SHORT EXERCISE :: Report, as a bare number, how many lines contain the string "symbol".

GIVEN DATA ::
• • • • •

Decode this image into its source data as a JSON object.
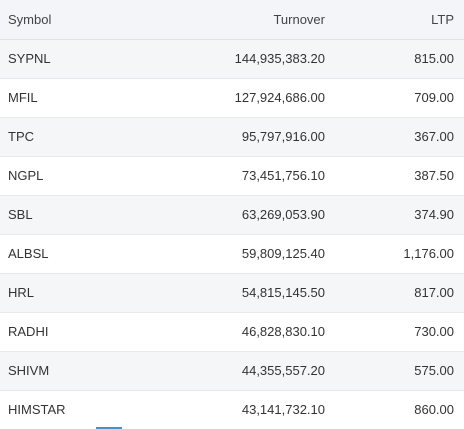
{
  "table": {
    "headers": {
      "symbol": "Symbol",
      "turnover": "Turnover",
      "ltp": "LTP"
    },
    "rows": [
      {
        "symbol": "SYPNL",
        "turnover": "144,935,383.20",
        "ltp": "815.00"
      },
      {
        "symbol": "MFIL",
        "turnover": "127,924,686.00",
        "ltp": "709.00"
      },
      {
        "symbol": "TPC",
        "turnover": "95,797,916.00",
        "ltp": "367.00"
      },
      {
        "symbol": "NGPL",
        "turnover": "73,451,756.10",
        "ltp": "387.50"
      },
      {
        "symbol": "SBL",
        "turnover": "63,269,053.90",
        "ltp": "374.90"
      },
      {
        "symbol": "ALBSL",
        "turnover": "59,809,125.40",
        "ltp": "1,176.00"
      },
      {
        "symbol": "HRL",
        "turnover": "54,815,145.50",
        "ltp": "817.00"
      },
      {
        "symbol": "RADHI",
        "turnover": "46,828,830.10",
        "ltp": "730.00"
      },
      {
        "symbol": "SHIVM",
        "turnover": "44,355,557.20",
        "ltp": "575.00"
      },
      {
        "symbol": "HIMSTAR",
        "turnover": "43,141,732.10",
        "ltp": "860.00"
      }
    ]
  },
  "colors": {
    "header_bg": "#f3f5f8",
    "row_alt_bg": "#f5f6f8",
    "accent": "#4a90c8"
  }
}
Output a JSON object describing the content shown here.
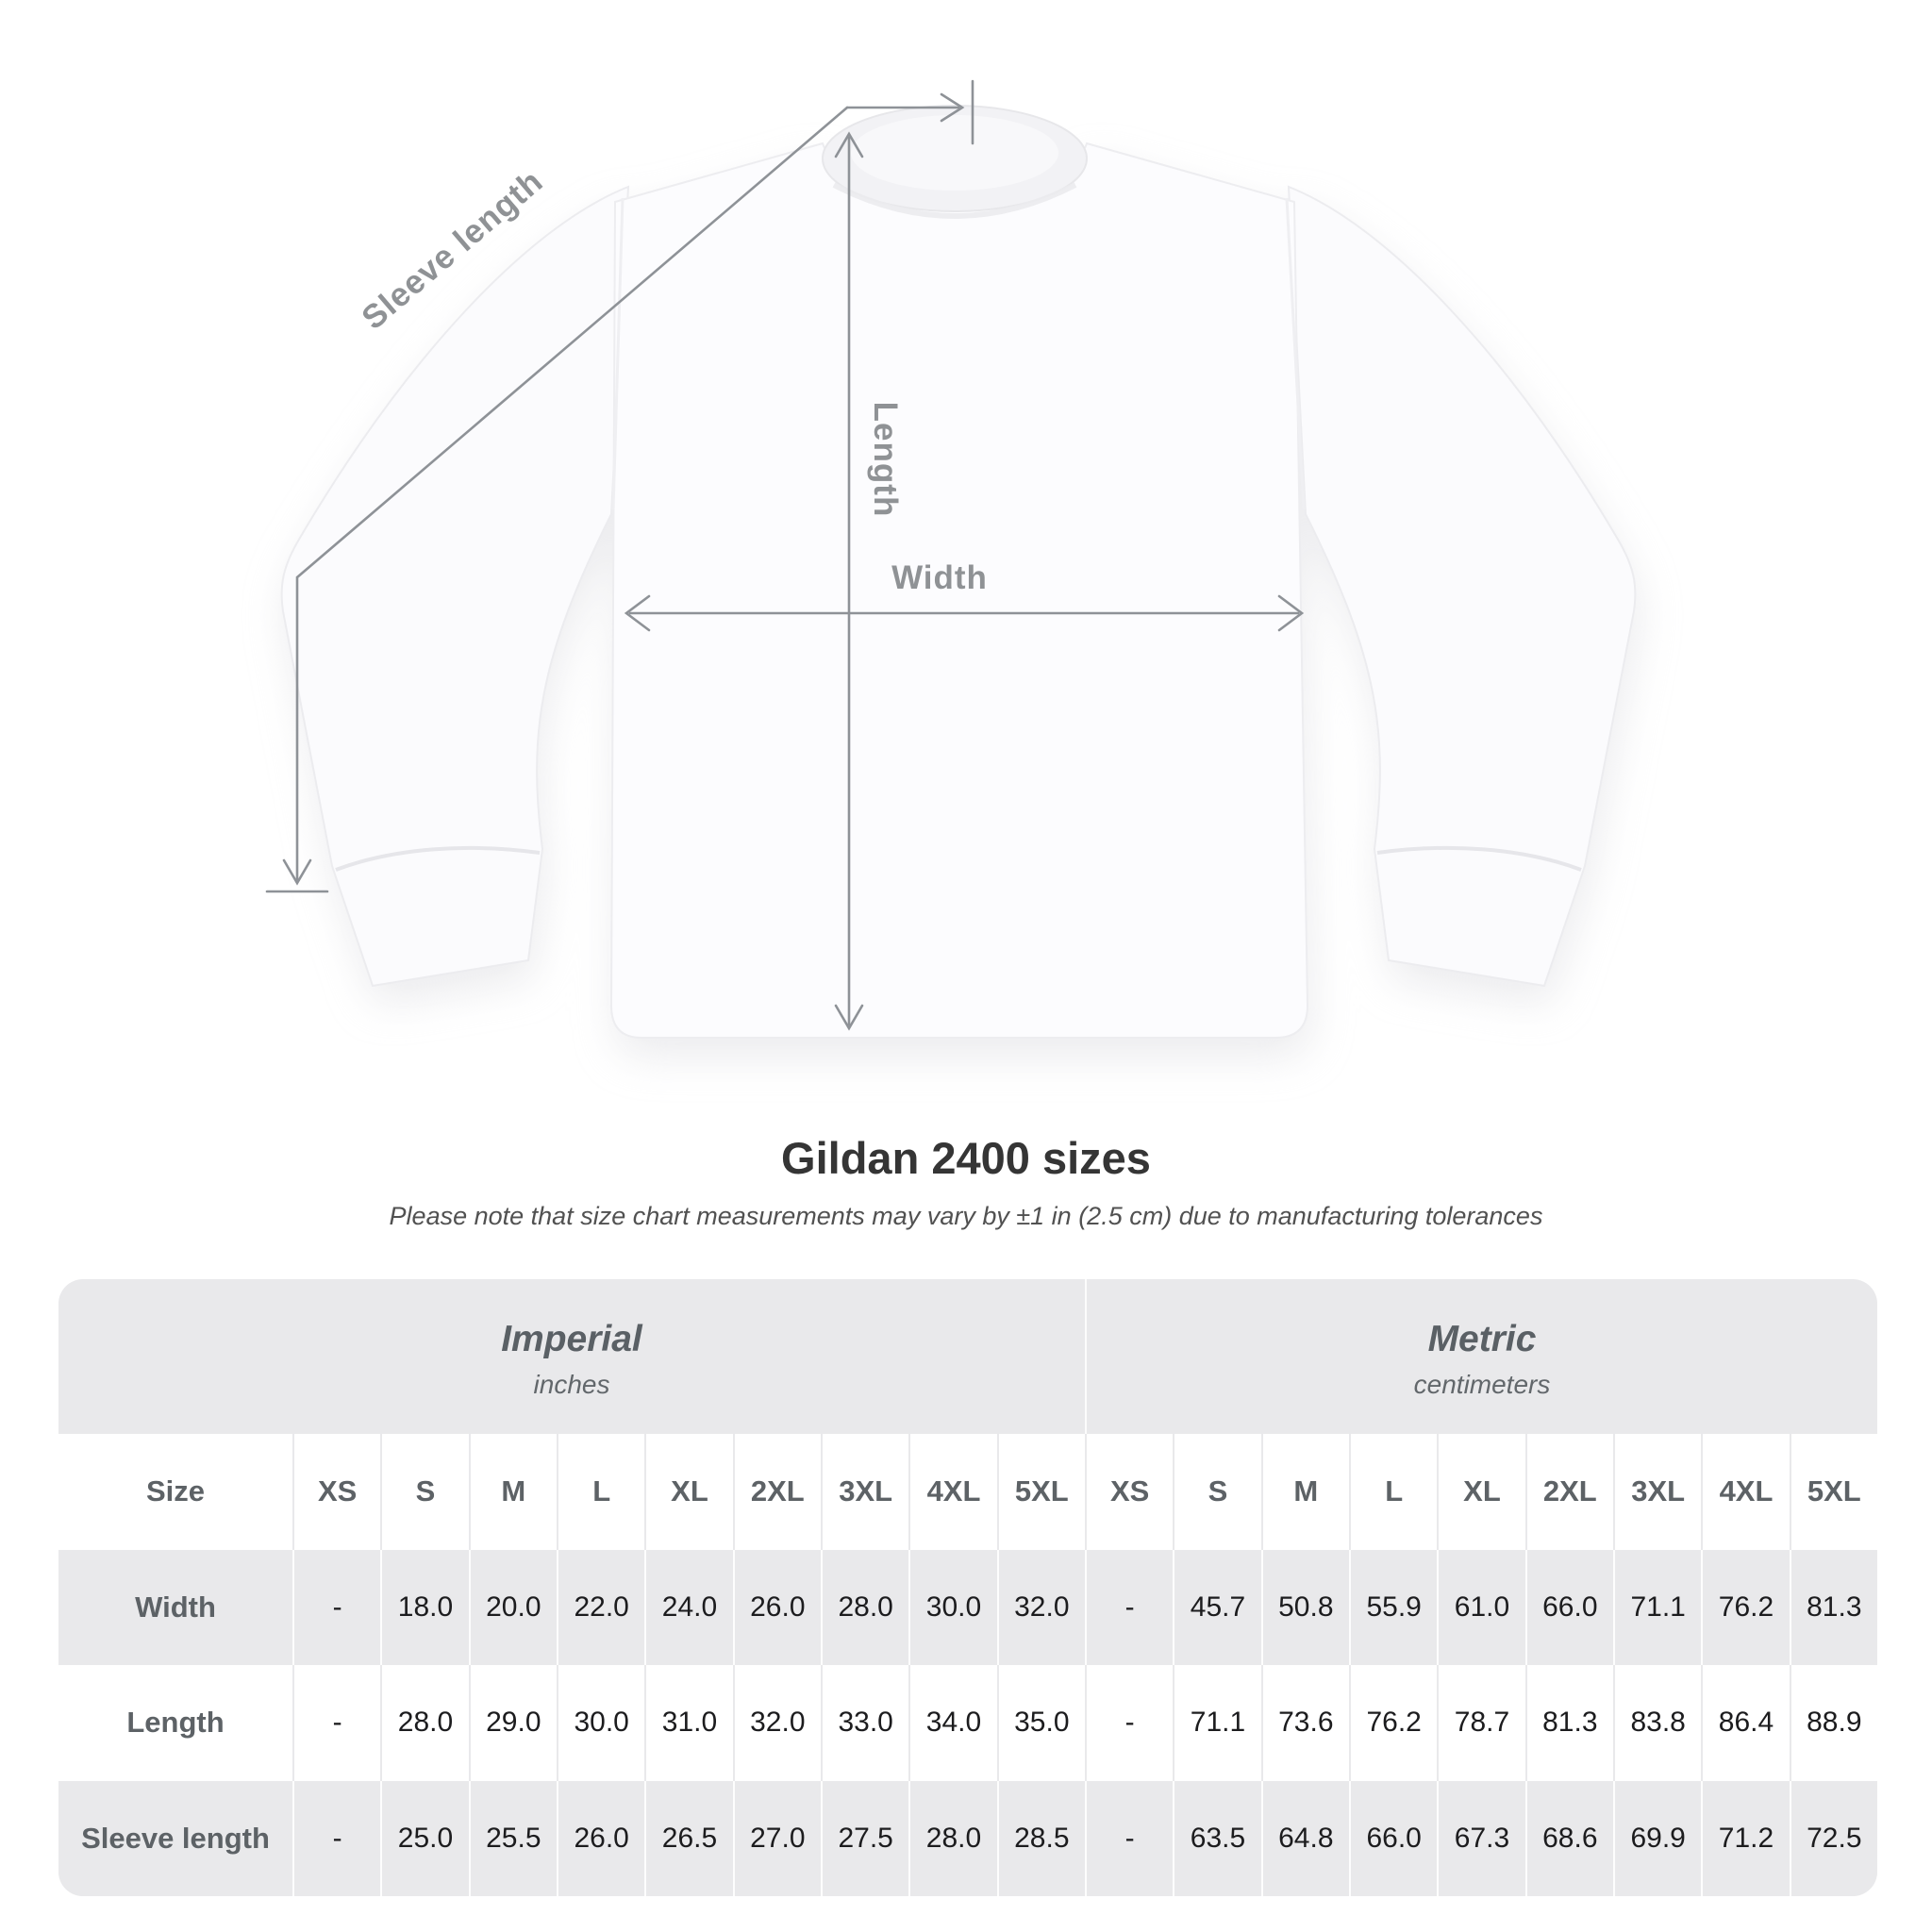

• • • • •

ANSWER :: 11